[START OF DATA RECORDS]

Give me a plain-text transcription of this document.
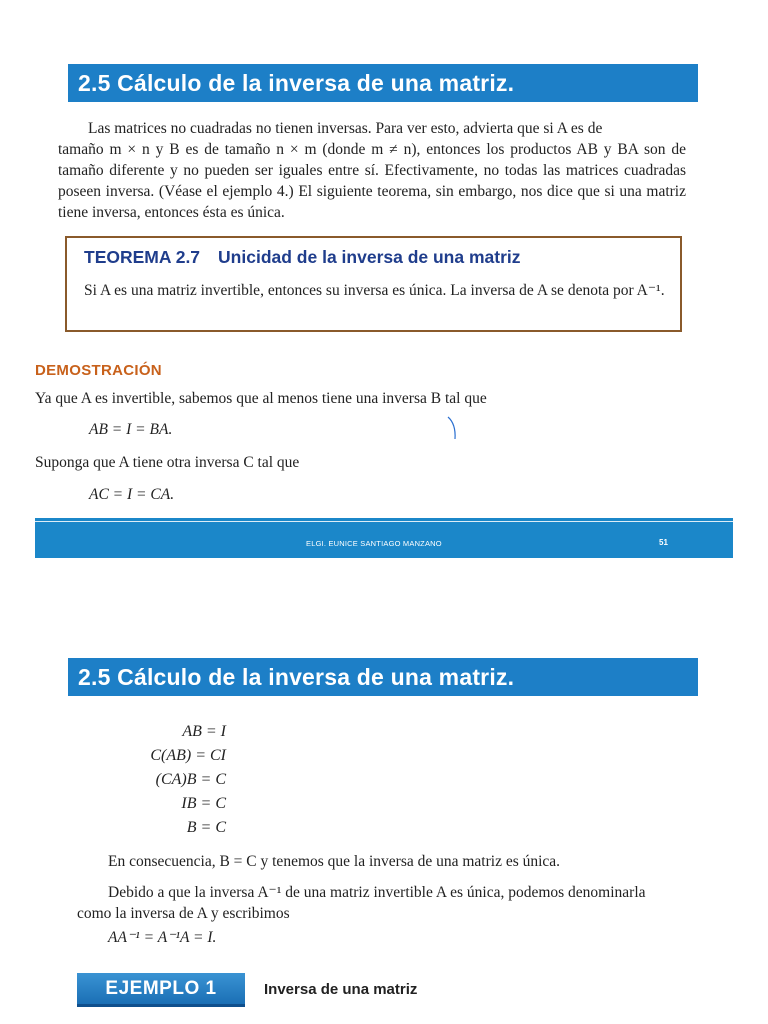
2.5 Cálculo de la inversa de una matriz.
Las matrices no cuadradas no tienen inversas. Para ver esto, advierta que si A es de
tamaño m × n y B es de tamaño n × m (donde m ≠ n), entonces los productos AB y BA son de tamaño diferente y no pueden ser iguales entre sí. Efectivamente, no todas las matrices cuadradas poseen inversa. (Véase el ejemplo 4.) El siguiente teorema, sin embargo, nos dice que si una matriz tiene inversa, entonces ésta es única.
TEOREMA 2.7 Unicidad de la inversa de una matriz
Si A es una matriz invertible, entonces su inversa es única. La inversa de A se denota por A⁻¹.
DEMOSTRACIÓN
Ya que A es invertible, sabemos que al menos tiene una inversa B tal que
AB = I = BA.
Suponga que A tiene otra inversa C tal que
AC = I = CA.
ELGI. EUNICE SANTIAGO MANZANO	51
2.5 Cálculo de la inversa de una matriz.
AB = I
C(AB) = CI
(CA)B = C
IB = C
B = C
En consecuencia, B = C y tenemos que la inversa de una matriz es única.
Debido a que la inversa A⁻¹ de una matriz invertible A es única, podemos denominarla
como la inversa de A y escribimos
AA⁻¹ = A⁻¹A = I.
EJEMPLO 1	Inversa de una matriz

[END OF DATA RECORDS]

*WHAT IS ASKED*
Give the number of lines that carry the word "invertible", with nothing added.

*WRITTEN REPLY*
3